**What this task involves**
Scan the entries below and count the lines holding the string "stabiliteitsregeling". Supply only the number.

**Supplied entries**
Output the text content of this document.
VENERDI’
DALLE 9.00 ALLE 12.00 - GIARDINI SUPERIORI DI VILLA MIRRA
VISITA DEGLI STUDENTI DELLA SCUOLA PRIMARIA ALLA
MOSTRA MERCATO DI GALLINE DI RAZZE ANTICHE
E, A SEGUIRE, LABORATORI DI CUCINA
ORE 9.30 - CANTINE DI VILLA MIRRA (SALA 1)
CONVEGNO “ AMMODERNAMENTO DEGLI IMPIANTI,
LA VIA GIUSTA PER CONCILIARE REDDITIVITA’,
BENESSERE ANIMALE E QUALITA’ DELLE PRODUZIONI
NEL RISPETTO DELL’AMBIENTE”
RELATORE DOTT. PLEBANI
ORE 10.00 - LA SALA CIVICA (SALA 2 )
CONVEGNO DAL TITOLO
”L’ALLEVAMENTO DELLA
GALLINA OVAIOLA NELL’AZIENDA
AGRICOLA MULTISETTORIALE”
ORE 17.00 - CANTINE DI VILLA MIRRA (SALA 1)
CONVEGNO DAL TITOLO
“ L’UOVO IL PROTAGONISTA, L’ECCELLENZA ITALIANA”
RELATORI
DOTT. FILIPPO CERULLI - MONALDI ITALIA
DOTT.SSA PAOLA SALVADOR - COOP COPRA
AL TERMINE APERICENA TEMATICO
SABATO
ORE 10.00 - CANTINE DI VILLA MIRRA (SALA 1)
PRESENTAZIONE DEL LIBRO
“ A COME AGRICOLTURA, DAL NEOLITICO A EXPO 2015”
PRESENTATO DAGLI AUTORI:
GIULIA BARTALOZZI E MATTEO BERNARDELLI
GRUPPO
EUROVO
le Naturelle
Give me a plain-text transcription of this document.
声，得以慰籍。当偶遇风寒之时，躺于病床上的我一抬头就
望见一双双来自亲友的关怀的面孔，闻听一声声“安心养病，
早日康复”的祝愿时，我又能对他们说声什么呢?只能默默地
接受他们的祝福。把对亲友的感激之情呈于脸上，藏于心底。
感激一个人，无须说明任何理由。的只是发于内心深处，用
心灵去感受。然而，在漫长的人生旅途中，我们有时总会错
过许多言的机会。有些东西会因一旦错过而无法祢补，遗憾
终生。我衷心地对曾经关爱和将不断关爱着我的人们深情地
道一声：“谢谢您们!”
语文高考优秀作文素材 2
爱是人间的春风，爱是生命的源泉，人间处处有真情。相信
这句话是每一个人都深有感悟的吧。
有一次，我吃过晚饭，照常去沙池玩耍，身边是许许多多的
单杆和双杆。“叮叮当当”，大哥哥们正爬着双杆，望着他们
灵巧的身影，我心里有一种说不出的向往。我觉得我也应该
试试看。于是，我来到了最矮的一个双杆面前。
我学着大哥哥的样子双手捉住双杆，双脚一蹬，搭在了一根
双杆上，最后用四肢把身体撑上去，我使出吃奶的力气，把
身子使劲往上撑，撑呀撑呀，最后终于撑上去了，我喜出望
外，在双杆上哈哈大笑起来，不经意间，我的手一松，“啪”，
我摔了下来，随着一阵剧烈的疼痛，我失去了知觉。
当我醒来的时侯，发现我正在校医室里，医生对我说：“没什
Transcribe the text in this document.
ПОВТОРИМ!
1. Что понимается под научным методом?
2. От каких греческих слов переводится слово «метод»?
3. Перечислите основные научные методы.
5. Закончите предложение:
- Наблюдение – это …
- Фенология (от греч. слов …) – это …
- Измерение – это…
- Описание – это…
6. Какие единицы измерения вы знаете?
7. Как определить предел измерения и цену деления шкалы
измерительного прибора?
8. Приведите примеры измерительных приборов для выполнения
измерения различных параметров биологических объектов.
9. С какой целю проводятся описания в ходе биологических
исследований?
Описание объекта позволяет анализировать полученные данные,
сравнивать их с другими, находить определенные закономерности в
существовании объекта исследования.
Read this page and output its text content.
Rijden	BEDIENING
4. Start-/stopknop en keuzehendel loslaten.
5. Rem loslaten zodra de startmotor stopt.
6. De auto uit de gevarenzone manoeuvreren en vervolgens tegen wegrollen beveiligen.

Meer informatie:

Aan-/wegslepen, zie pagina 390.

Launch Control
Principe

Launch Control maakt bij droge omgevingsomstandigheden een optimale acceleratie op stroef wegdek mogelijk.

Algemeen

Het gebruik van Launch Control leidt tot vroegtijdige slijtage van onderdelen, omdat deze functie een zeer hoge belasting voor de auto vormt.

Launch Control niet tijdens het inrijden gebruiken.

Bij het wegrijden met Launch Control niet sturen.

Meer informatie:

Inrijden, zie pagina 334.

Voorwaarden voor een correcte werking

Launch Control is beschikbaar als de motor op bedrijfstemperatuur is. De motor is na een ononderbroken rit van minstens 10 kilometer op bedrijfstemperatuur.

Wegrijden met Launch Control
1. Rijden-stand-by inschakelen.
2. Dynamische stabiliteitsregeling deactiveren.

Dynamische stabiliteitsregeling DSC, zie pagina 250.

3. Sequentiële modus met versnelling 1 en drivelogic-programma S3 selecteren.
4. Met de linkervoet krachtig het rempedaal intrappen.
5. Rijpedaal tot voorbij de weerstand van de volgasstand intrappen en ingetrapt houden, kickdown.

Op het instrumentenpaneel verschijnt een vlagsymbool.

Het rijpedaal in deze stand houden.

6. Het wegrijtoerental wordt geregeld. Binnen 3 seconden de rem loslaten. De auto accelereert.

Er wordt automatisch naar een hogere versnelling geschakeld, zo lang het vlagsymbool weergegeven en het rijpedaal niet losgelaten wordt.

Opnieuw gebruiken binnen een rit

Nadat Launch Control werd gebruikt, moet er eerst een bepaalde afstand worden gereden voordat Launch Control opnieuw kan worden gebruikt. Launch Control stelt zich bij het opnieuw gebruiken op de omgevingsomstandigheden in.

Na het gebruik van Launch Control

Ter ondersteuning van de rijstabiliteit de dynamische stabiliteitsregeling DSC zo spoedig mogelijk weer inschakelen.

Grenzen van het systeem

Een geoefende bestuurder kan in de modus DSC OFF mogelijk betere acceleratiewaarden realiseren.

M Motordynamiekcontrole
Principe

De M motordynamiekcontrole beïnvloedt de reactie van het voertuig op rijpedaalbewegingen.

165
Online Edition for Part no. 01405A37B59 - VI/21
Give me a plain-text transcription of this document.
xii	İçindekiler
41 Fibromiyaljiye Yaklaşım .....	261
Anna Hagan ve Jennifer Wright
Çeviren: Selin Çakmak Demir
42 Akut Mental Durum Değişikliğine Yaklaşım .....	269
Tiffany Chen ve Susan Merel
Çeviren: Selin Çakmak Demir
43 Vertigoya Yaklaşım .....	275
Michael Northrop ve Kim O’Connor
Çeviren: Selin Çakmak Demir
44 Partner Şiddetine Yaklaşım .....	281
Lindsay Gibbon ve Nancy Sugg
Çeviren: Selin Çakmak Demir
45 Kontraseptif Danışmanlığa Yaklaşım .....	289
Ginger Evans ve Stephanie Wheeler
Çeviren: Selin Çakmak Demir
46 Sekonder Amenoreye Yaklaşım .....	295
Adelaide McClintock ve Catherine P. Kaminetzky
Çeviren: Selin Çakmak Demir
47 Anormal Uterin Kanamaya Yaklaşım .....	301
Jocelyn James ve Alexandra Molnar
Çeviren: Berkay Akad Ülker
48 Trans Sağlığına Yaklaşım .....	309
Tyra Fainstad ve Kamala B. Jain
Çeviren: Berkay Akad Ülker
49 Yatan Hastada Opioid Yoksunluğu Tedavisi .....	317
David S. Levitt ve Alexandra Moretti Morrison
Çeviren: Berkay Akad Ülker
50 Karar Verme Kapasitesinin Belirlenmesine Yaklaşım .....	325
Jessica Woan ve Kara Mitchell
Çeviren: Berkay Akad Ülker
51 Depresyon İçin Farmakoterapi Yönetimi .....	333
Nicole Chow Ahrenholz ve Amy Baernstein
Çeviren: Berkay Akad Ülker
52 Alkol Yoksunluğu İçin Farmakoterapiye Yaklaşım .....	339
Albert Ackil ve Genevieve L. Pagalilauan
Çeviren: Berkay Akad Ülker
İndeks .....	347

**Complete response**
3